RECORDS FOR THE EXERCISE =>
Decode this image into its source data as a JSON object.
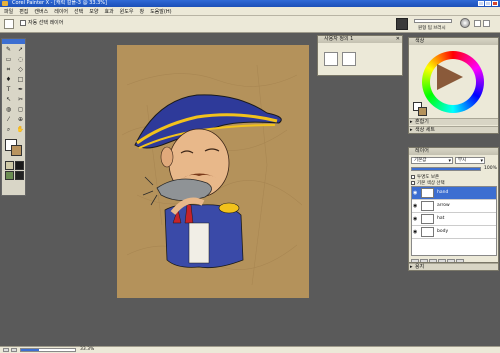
{
  "window": {
    "title": "Corel Painter X - [캐릭 컬플-3 @ 33.3%]"
  },
  "menu": {
    "items": [
      "파일",
      "편집",
      "캔버스",
      "레이어",
      "선택",
      "모양",
      "효과",
      "윈도우",
      "창",
      "도움말(H)"
    ]
  },
  "propbar": {
    "auto_select_label": "자동 선택 레이어",
    "brush_size_label": "원형 팁 브러시"
  },
  "custom_palette": {
    "title": "사용자 정의 1"
  },
  "colors_panel": {
    "title": "색상",
    "hue_ring_colors": [
      "#ff0000",
      "#ff00ff",
      "#0000ff",
      "#00ffff",
      "#00ff00",
      "#ffff00"
    ],
    "selected_color": "#8a5a3a",
    "main_color": "#ffffff",
    "secondary_color": "#b4925b",
    "sections": [
      "혼합기",
      "색상 세트"
    ]
  },
  "layers_panel": {
    "title": "레이어",
    "composite_method": "기본값",
    "composite_depth": "무시",
    "opacity_percent": 100,
    "opacity_label": "100%",
    "options": [
      "투명도 보존",
      "기본 색상 선택"
    ],
    "layers": [
      {
        "name": "hand",
        "selected": true
      },
      {
        "name": "arrow",
        "selected": false
      },
      {
        "name": "hat",
        "selected": false
      },
      {
        "name": "body",
        "selected": false
      }
    ]
  },
  "paper_panel": {
    "title": "용지"
  },
  "statusbar": {
    "zoom_label": "33.3%",
    "zoom_level": 0.333
  },
  "colors": {
    "titlebar": "#1b4fb8",
    "chrome": "#ece9d8",
    "workspace": "#5a5a5a",
    "paper": "#b4925b"
  }
}
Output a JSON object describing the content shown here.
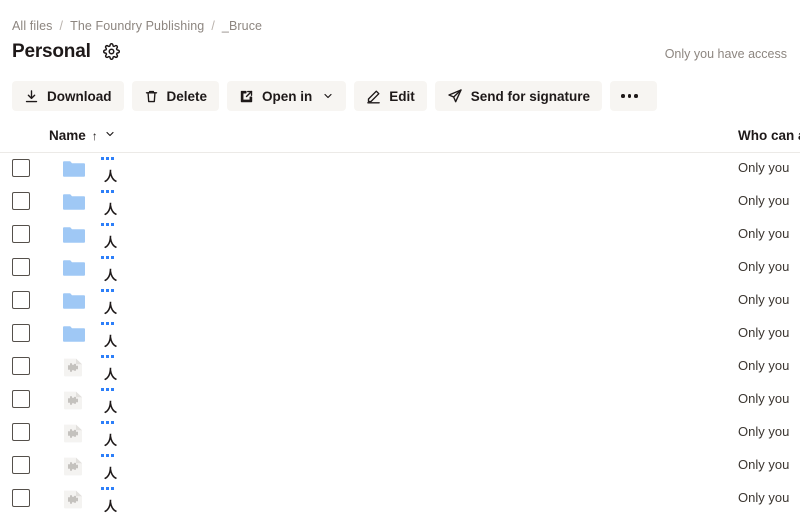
{
  "breadcrumb": {
    "separator": "/",
    "items": [
      "All files",
      "The Foundry Publishing",
      "_Bruce"
    ]
  },
  "header": {
    "title": "Personal",
    "settings_icon": "gear-icon",
    "access_note": "Only you have access"
  },
  "toolbar": {
    "buttons": [
      {
        "label": "Download",
        "icon": "download-icon",
        "caret": false
      },
      {
        "label": "Delete",
        "icon": "trash-icon",
        "caret": false
      },
      {
        "label": "Open in",
        "icon": "external-link-icon",
        "caret": true
      },
      {
        "label": "Edit",
        "icon": "pencil-icon",
        "caret": false
      },
      {
        "label": "Send for signature",
        "icon": "paper-plane-icon",
        "caret": false
      }
    ],
    "overflow_label": "",
    "overflow_icon": "ellipsis-icon"
  },
  "table": {
    "columns": [
      {
        "label": "Name",
        "sort": "↑",
        "chevron": "chevron-down-icon"
      },
      {
        "label": "Who can ac"
      }
    ],
    "rows": [
      {
        "icon": "folder-icon",
        "name": "",
        "glyph": "人",
        "access": "Only you"
      },
      {
        "icon": "folder-icon",
        "name": "",
        "glyph": "人",
        "access": "Only you"
      },
      {
        "icon": "folder-icon",
        "name": "",
        "glyph": "人",
        "access": "Only you"
      },
      {
        "icon": "folder-icon",
        "name": "",
        "glyph": "人",
        "access": "Only you"
      },
      {
        "icon": "folder-icon",
        "name": "",
        "glyph": "人",
        "access": "Only you"
      },
      {
        "icon": "folder-icon",
        "name": "",
        "glyph": "人",
        "access": "Only you"
      },
      {
        "icon": "audio-file-icon",
        "name": "",
        "glyph": "人",
        "access": "Only you"
      },
      {
        "icon": "audio-file-icon",
        "name": "",
        "glyph": "人",
        "access": "Only you"
      },
      {
        "icon": "audio-file-icon",
        "name": "",
        "glyph": "人",
        "access": "Only you"
      },
      {
        "icon": "audio-file-icon",
        "name": "",
        "glyph": "人",
        "access": "Only you"
      },
      {
        "icon": "audio-file-icon",
        "name": "",
        "glyph": "人",
        "access": "Only you"
      }
    ]
  },
  "colors": {
    "background": "#ffffff",
    "button_bg": "#f7f5f2",
    "text": "#1e1919",
    "muted_text": "#8d8680",
    "folder_blue": "#9fc8f5",
    "accent_blue": "#2d7ff9",
    "divider": "#eceae7"
  }
}
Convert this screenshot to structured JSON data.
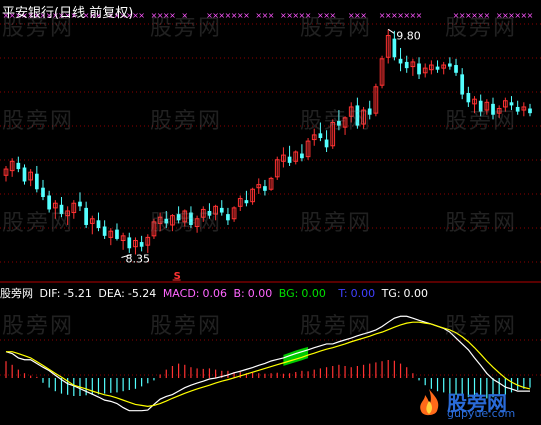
{
  "chart_title": "平安银行(日线 前复权)",
  "watermark_text": "股旁网",
  "indicator_bar": {
    "name": "股旁网",
    "dif_label": "DIF:",
    "dif_value": "-5.21",
    "dea_label": "DEA:",
    "dea_value": "-5.24",
    "macd_label": "MACD:",
    "macd_value": "0.06",
    "b_label": "B:",
    "b_value": "0.00",
    "bg_label": "BG:",
    "bg_value": "0.00",
    "t_label": "T:",
    "t_value": "0.00",
    "tg_label": "TG:",
    "tg_value": "0.00"
  },
  "logo": {
    "text": "股旁网",
    "url": "gupyue.com"
  },
  "colors": {
    "background": "#000000",
    "up": "#ff3232",
    "down": "#54ffff",
    "grid": "#8b0000",
    "separator": "#b40000",
    "x_marker": "#ff55ff",
    "dif_line": "#ffffff",
    "dea_line": "#ffff00",
    "bg_fill": "#00e000",
    "t_text": "#4040ff"
  },
  "chart_data": [
    {
      "type": "candlestick",
      "title": "平安银行(日线 前复权)",
      "annotations": [
        {
          "label": "9.80",
          "value": 9.8,
          "kind": "high"
        },
        {
          "label": "8.35",
          "value": 8.35,
          "kind": "low"
        },
        {
          "label": "S",
          "kind": "signal"
        }
      ],
      "ylim": [
        8.25,
        9.86
      ],
      "top_markers": "××× signal row",
      "candles": [
        [
          8.86,
          8.92,
          8.82,
          8.9
        ],
        [
          8.89,
          8.97,
          8.85,
          8.95
        ],
        [
          8.94,
          8.98,
          8.88,
          8.9
        ],
        [
          8.91,
          8.93,
          8.8,
          8.82
        ],
        [
          8.83,
          8.9,
          8.79,
          8.88
        ],
        [
          8.87,
          8.92,
          8.75,
          8.77
        ],
        [
          8.78,
          8.83,
          8.7,
          8.72
        ],
        [
          8.73,
          8.76,
          8.62,
          8.64
        ],
        [
          8.65,
          8.7,
          8.58,
          8.68
        ],
        [
          8.67,
          8.72,
          8.59,
          8.61
        ],
        [
          8.6,
          8.66,
          8.54,
          8.63
        ],
        [
          8.62,
          8.7,
          8.58,
          8.68
        ],
        [
          8.69,
          8.75,
          8.63,
          8.66
        ],
        [
          8.65,
          8.69,
          8.52,
          8.54
        ],
        [
          8.55,
          8.6,
          8.48,
          8.58
        ],
        [
          8.57,
          8.62,
          8.5,
          8.52
        ],
        [
          8.53,
          8.57,
          8.45,
          8.47
        ],
        [
          8.46,
          8.52,
          8.41,
          8.5
        ],
        [
          8.51,
          8.55,
          8.44,
          8.45
        ],
        [
          8.44,
          8.49,
          8.38,
          8.47
        ],
        [
          8.46,
          8.49,
          8.36,
          8.39
        ],
        [
          8.4,
          8.46,
          8.35,
          8.44
        ],
        [
          8.43,
          8.47,
          8.37,
          8.4
        ],
        [
          8.41,
          8.48,
          8.36,
          8.46
        ],
        [
          8.47,
          8.58,
          8.45,
          8.56
        ],
        [
          8.55,
          8.62,
          8.5,
          8.59
        ],
        [
          8.58,
          8.63,
          8.52,
          8.55
        ],
        [
          8.54,
          8.61,
          8.5,
          8.6
        ],
        [
          8.61,
          8.66,
          8.55,
          8.57
        ],
        [
          8.56,
          8.64,
          8.53,
          8.63
        ],
        [
          8.62,
          8.66,
          8.52,
          8.54
        ],
        [
          8.53,
          8.6,
          8.49,
          8.58
        ],
        [
          8.59,
          8.66,
          8.56,
          8.64
        ],
        [
          8.63,
          8.68,
          8.58,
          8.6
        ],
        [
          8.61,
          8.67,
          8.57,
          8.66
        ],
        [
          8.65,
          8.7,
          8.6,
          8.62
        ],
        [
          8.61,
          8.65,
          8.54,
          8.57
        ],
        [
          8.58,
          8.66,
          8.56,
          8.65
        ],
        [
          8.66,
          8.73,
          8.63,
          8.71
        ],
        [
          8.7,
          8.76,
          8.66,
          8.68
        ],
        [
          8.69,
          8.78,
          8.67,
          8.77
        ],
        [
          8.78,
          8.84,
          8.74,
          8.8
        ],
        [
          8.79,
          8.83,
          8.73,
          8.76
        ],
        [
          8.77,
          8.85,
          8.76,
          8.84
        ],
        [
          8.85,
          8.98,
          8.83,
          8.96
        ],
        [
          8.95,
          9.04,
          8.91,
          8.99
        ],
        [
          8.98,
          9.05,
          8.92,
          8.94
        ],
        [
          8.95,
          9.02,
          8.93,
          9.01
        ],
        [
          9.0,
          9.06,
          8.95,
          8.97
        ],
        [
          8.98,
          9.1,
          8.96,
          9.08
        ],
        [
          9.09,
          9.16,
          9.05,
          9.12
        ],
        [
          9.13,
          9.2,
          9.08,
          9.1
        ],
        [
          9.09,
          9.15,
          9.01,
          9.04
        ],
        [
          9.05,
          9.22,
          9.03,
          9.2
        ],
        [
          9.21,
          9.28,
          9.15,
          9.18
        ],
        [
          9.17,
          9.24,
          9.12,
          9.23
        ],
        [
          9.24,
          9.33,
          9.2,
          9.3
        ],
        [
          9.31,
          9.36,
          9.16,
          9.18
        ],
        [
          9.19,
          9.3,
          9.16,
          9.28
        ],
        [
          9.29,
          9.34,
          9.22,
          9.25
        ],
        [
          9.26,
          9.45,
          9.24,
          9.43
        ],
        [
          9.44,
          9.63,
          9.42,
          9.61
        ],
        [
          9.62,
          9.8,
          9.58,
          9.76
        ],
        [
          9.74,
          9.79,
          9.6,
          9.62
        ],
        [
          9.61,
          9.68,
          9.53,
          9.58
        ],
        [
          9.59,
          9.63,
          9.52,
          9.55
        ],
        [
          9.56,
          9.61,
          9.5,
          9.59
        ],
        [
          9.58,
          9.62,
          9.48,
          9.51
        ],
        [
          9.52,
          9.58,
          9.49,
          9.55
        ],
        [
          9.54,
          9.6,
          9.51,
          9.57
        ],
        [
          9.56,
          9.6,
          9.52,
          9.54
        ],
        [
          9.55,
          9.59,
          9.51,
          9.57
        ],
        [
          9.58,
          9.62,
          9.54,
          9.56
        ],
        [
          9.57,
          9.61,
          9.5,
          9.52
        ],
        [
          9.51,
          9.55,
          9.35,
          9.38
        ],
        [
          9.39,
          9.43,
          9.3,
          9.33
        ],
        [
          9.32,
          9.37,
          9.26,
          9.35
        ],
        [
          9.34,
          9.38,
          9.24,
          9.27
        ],
        [
          9.28,
          9.35,
          9.25,
          9.33
        ],
        [
          9.32,
          9.36,
          9.22,
          9.25
        ],
        [
          9.26,
          9.31,
          9.23,
          9.29
        ],
        [
          9.3,
          9.36,
          9.27,
          9.34
        ],
        [
          9.33,
          9.37,
          9.28,
          9.31
        ],
        [
          9.3,
          9.34,
          9.25,
          9.27
        ],
        [
          9.28,
          9.33,
          9.24,
          9.3
        ],
        [
          9.29,
          9.32,
          9.24,
          9.26
        ]
      ]
    },
    {
      "type": "line",
      "series": [
        {
          "name": "DIF",
          "values": [
            0.0,
            -0.06,
            -0.2,
            -0.26,
            -0.26,
            -0.38,
            -0.5,
            -0.61,
            -0.76,
            -0.9,
            -1.03,
            -1.1,
            -1.19,
            -1.28,
            -1.37,
            -1.46,
            -1.56,
            -1.6,
            -1.67,
            -1.8,
            -1.9,
            -1.9,
            -1.9,
            -1.88,
            -1.7,
            -1.53,
            -1.44,
            -1.38,
            -1.27,
            -1.16,
            -1.08,
            -1.01,
            -0.95,
            -0.88,
            -0.85,
            -0.8,
            -0.75,
            -0.68,
            -0.63,
            -0.57,
            -0.51,
            -0.44,
            -0.38,
            -0.3,
            -0.25,
            -0.2,
            -0.13,
            -0.06,
            0.0,
            0.06,
            0.13,
            0.19,
            0.25,
            0.25,
            0.32,
            0.38,
            0.44,
            0.51,
            0.57,
            0.63,
            0.7,
            0.81,
            0.95,
            1.08,
            1.14,
            1.14,
            1.08,
            1.01,
            0.95,
            0.89,
            0.82,
            0.75,
            0.63,
            0.44,
            0.25,
            0.06,
            -0.2,
            -0.44,
            -0.7,
            -0.89,
            -1.01,
            -1.14,
            -1.2,
            -1.27,
            -1.27,
            -1.27
          ]
        },
        {
          "name": "DEA",
          "values": [
            0.0,
            0.0,
            -0.06,
            -0.13,
            -0.2,
            -0.32,
            -0.44,
            -0.57,
            -0.7,
            -0.82,
            -0.95,
            -1.08,
            -1.14,
            -1.2,
            -1.27,
            -1.33,
            -1.39,
            -1.43,
            -1.49,
            -1.56,
            -1.63,
            -1.7,
            -1.73,
            -1.76,
            -1.73,
            -1.67,
            -1.59,
            -1.5,
            -1.42,
            -1.34,
            -1.27,
            -1.2,
            -1.14,
            -1.08,
            -1.01,
            -0.95,
            -0.9,
            -0.84,
            -0.78,
            -0.72,
            -0.66,
            -0.6,
            -0.54,
            -0.48,
            -0.42,
            -0.36,
            -0.3,
            -0.24,
            -0.18,
            -0.11,
            -0.05,
            0.02,
            0.08,
            0.13,
            0.19,
            0.25,
            0.32,
            0.38,
            0.44,
            0.5,
            0.57,
            0.63,
            0.71,
            0.79,
            0.86,
            0.92,
            0.95,
            0.95,
            0.92,
            0.89,
            0.82,
            0.76,
            0.7,
            0.61,
            0.48,
            0.32,
            0.13,
            -0.08,
            -0.3,
            -0.5,
            -0.68,
            -0.85,
            -0.98,
            -1.08,
            -1.15,
            -1.2
          ]
        }
      ]
    },
    {
      "type": "bar",
      "name": "MACD histogram",
      "values": [
        0.7,
        0.55,
        0.35,
        0.2,
        0.1,
        0.05,
        -0.2,
        -0.4,
        -0.55,
        -0.65,
        -0.7,
        -0.75,
        -0.75,
        -0.72,
        -0.7,
        -0.68,
        -0.65,
        -0.62,
        -0.6,
        -0.55,
        -0.5,
        -0.45,
        -0.35,
        -0.22,
        -0.1,
        0.15,
        0.35,
        0.5,
        0.6,
        0.55,
        0.45,
        0.4,
        0.38,
        0.4,
        0.35,
        0.3,
        0.3,
        0.25,
        0.25,
        0.2,
        0.22,
        0.2,
        0.18,
        0.2,
        0.22,
        0.18,
        0.2,
        0.25,
        0.3,
        0.28,
        0.35,
        0.4,
        0.45,
        0.5,
        0.55,
        0.5,
        0.45,
        0.5,
        0.55,
        0.6,
        0.65,
        0.7,
        0.75,
        0.72,
        0.6,
        0.45,
        0.2,
        -0.1,
        -0.3,
        -0.45,
        -0.55,
        -0.6,
        -0.65,
        -0.7,
        -0.75,
        -0.8,
        -0.85,
        -0.9,
        -0.85,
        -0.8,
        -0.75,
        -0.7,
        -0.6,
        -0.5,
        -0.45,
        -0.4
      ]
    }
  ]
}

TO BE DONE => Tally the lines above that contain the word "ffffff", and reply with only the number.

WRITTEN ANSWER => 3